**RECORDS FOR THE EXERCISE**

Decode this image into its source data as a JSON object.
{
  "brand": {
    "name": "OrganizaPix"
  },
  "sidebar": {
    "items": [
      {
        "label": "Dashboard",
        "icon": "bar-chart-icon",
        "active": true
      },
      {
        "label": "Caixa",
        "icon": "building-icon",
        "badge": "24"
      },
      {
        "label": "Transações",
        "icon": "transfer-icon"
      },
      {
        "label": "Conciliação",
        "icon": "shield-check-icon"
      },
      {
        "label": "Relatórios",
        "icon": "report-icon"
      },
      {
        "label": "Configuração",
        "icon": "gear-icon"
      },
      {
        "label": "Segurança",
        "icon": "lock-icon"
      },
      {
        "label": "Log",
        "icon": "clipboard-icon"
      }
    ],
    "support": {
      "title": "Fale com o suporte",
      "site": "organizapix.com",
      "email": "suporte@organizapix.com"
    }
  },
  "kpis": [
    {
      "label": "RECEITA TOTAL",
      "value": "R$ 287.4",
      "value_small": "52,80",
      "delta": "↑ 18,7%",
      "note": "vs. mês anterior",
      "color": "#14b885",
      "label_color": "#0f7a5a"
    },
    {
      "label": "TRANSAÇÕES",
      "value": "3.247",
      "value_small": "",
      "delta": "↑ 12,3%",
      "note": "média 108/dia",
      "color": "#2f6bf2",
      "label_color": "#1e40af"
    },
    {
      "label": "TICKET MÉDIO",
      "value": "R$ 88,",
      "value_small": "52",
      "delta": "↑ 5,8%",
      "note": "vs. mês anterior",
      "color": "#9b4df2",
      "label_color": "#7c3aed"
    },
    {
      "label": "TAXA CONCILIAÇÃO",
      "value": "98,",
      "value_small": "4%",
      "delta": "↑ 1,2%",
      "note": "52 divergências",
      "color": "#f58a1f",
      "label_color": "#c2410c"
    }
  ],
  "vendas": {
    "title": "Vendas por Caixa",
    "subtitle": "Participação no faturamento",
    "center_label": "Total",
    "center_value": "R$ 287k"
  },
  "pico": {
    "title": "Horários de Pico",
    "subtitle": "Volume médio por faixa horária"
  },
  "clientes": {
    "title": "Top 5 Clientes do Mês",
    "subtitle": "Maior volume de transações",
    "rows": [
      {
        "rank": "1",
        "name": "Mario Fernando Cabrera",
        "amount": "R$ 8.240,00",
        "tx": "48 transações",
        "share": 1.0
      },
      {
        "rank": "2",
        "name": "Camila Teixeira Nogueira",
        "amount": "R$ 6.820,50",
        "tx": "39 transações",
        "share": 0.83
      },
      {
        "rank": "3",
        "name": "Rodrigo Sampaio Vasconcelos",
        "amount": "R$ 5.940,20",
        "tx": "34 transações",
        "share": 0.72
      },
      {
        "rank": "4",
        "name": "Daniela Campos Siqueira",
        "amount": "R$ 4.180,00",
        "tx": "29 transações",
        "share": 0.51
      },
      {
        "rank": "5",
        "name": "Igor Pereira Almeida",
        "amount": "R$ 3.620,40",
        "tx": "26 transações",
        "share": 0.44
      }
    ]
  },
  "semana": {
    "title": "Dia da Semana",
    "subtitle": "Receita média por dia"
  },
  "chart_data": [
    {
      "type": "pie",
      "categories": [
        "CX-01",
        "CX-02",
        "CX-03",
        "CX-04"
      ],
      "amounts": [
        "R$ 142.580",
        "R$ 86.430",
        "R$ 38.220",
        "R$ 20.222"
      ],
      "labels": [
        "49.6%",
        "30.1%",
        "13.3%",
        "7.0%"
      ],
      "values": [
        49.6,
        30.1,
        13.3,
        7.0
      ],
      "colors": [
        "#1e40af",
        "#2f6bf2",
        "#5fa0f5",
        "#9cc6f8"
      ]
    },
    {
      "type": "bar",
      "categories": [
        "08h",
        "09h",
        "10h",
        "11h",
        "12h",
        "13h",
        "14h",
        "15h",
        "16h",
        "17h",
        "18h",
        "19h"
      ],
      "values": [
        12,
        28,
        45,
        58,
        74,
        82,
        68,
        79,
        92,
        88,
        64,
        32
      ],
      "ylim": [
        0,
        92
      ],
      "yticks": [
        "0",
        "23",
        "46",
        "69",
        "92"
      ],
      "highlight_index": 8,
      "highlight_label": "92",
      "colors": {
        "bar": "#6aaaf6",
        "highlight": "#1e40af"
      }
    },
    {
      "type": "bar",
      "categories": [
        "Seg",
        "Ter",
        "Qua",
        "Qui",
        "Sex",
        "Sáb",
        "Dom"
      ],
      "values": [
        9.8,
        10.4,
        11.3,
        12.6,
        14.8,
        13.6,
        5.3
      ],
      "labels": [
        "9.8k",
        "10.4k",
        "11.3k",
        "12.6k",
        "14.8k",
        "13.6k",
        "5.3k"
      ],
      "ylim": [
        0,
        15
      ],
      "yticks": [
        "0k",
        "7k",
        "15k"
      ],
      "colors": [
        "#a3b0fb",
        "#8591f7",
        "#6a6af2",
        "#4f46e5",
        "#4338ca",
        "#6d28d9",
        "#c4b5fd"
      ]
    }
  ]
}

**SHORT EXERCISE**
Print the material verbatim, all of it.

**RESPONSE**
Decode this image into its source data as a JSON object.
{
  "brand": {
    "name": "OrganizaPix"
  },
  "sidebar": {
    "items": [
      {
        "label": "Dashboard",
        "icon": "bar-chart-icon",
        "active": true
      },
      {
        "label": "Caixa",
        "icon": "building-icon",
        "badge": "24"
      },
      {
        "label": "Transações",
        "icon": "transfer-icon"
      },
      {
        "label": "Conciliação",
        "icon": "shield-check-icon"
      },
      {
        "label": "Relatórios",
        "icon": "report-icon"
      },
      {
        "label": "Configuração",
        "icon": "gear-icon"
      },
      {
        "label": "Segurança",
        "icon": "lock-icon"
      },
      {
        "label": "Log",
        "icon": "clipboard-icon"
      }
    ],
    "support": {
      "title": "Fale com o suporte",
      "site": "organizapix.com",
      "email": "suporte@organizapix.com"
    }
  },
  "kpis": [
    {
      "label": "RECEITA TOTAL",
      "value": "R$ 287.4",
      "value_small": "52,80",
      "delta": "↑ 18,7%",
      "note": "vs. mês anterior",
      "color": "#14b885",
      "label_color": "#0f7a5a"
    },
    {
      "label": "TRANSAÇÕES",
      "value": "3.247",
      "value_small": "",
      "delta": "↑ 12,3%",
      "note": "média 108/dia",
      "color": "#2f6bf2",
      "label_color": "#1e40af"
    },
    {
      "label": "TICKET MÉDIO",
      "value": "R$ 88,",
      "value_small": "52",
      "delta": "↑ 5,8%",
      "note": "vs. mês anterior",
      "color": "#9b4df2",
      "label_color": "#7c3aed"
    },
    {
      "label": "TAXA CONCILIAÇÃO",
      "value": "98,",
      "value_small": "4%",
      "delta": "↑ 1,2%",
      "note": "52 divergências",
      "color": "#f58a1f",
      "label_color": "#c2410c"
    }
  ],
  "vendas": {
    "title": "Vendas por Caixa",
    "subtitle": "Participação no faturamento",
    "center_label": "Total",
    "center_value": "R$ 287k"
  },
  "pico": {
    "title": "Horários de Pico",
    "subtitle": "Volume médio por faixa horária"
  },
  "clientes": {
    "title": "Top 5 Clientes do Mês",
    "subtitle": "Maior volume de transações",
    "rows": [
      {
        "rank": "1",
        "name": "Mario Fernando Cabrera",
        "amount": "R$ 8.240,00",
        "tx": "48 transações",
        "share": 1.0
      },
      {
        "rank": "2",
        "name": "Camila Teixeira Nogueira",
        "amount": "R$ 6.820,50",
        "tx": "39 transações",
        "share": 0.83
      },
      {
        "rank": "3",
        "name": "Rodrigo Sampaio Vasconcelos",
        "amount": "R$ 5.940,20",
        "tx": "34 transações",
        "share": 0.72
      },
      {
        "rank": "4",
        "name": "Daniela Campos Siqueira",
        "amount": "R$ 4.180,00",
        "tx": "29 transações",
        "share": 0.51
      },
      {
        "rank": "5",
        "name": "Igor Pereira Almeida",
        "amount": "R$ 3.620,40",
        "tx": "26 transações",
        "share": 0.44
      }
    ]
  },
  "semana": {
    "title": "Dia da Semana",
    "subtitle": "Receita média por dia"
  },
  "chart_data": [
    {
      "type": "pie",
      "categories": [
        "CX-01",
        "CX-02",
        "CX-03",
        "CX-04"
      ],
      "amounts": [
        "R$ 142.580",
        "R$ 86.430",
        "R$ 38.220",
        "R$ 20.222"
      ],
      "labels": [
        "49.6%",
        "30.1%",
        "13.3%",
        "7.0%"
      ],
      "values": [
        49.6,
        30.1,
        13.3,
        7.0
      ],
      "colors": [
        "#1e40af",
        "#2f6bf2",
        "#5fa0f5",
        "#9cc6f8"
      ]
    },
    {
      "type": "bar",
      "categories": [
        "08h",
        "09h",
        "10h",
        "11h",
        "12h",
        "13h",
        "14h",
        "15h",
        "16h",
        "17h",
        "18h",
        "19h"
      ],
      "values": [
        12,
        28,
        45,
        58,
        74,
        82,
        68,
        79,
        92,
        88,
        64,
        32
      ],
      "ylim": [
        0,
        92
      ],
      "yticks": [
        "0",
        "23",
        "46",
        "69",
        "92"
      ],
      "highlight_index": 8,
      "highlight_label": "92",
      "colors": {
        "bar": "#6aaaf6",
        "highlight": "#1e40af"
      }
    },
    {
      "type": "bar",
      "categories": [
        "Seg",
        "Ter",
        "Qua",
        "Qui",
        "Sex",
        "Sáb",
        "Dom"
      ],
      "values": [
        9.8,
        10.4,
        11.3,
        12.6,
        14.8,
        13.6,
        5.3
      ],
      "labels": [
        "9.8k",
        "10.4k",
        "11.3k",
        "12.6k",
        "14.8k",
        "13.6k",
        "5.3k"
      ],
      "ylim": [
        0,
        15
      ],
      "yticks": [
        "0k",
        "7k",
        "15k"
      ],
      "colors": [
        "#a3b0fb",
        "#8591f7",
        "#6a6af2",
        "#4f46e5",
        "#4338ca",
        "#6d28d9",
        "#c4b5fd"
      ]
    }
  ]
}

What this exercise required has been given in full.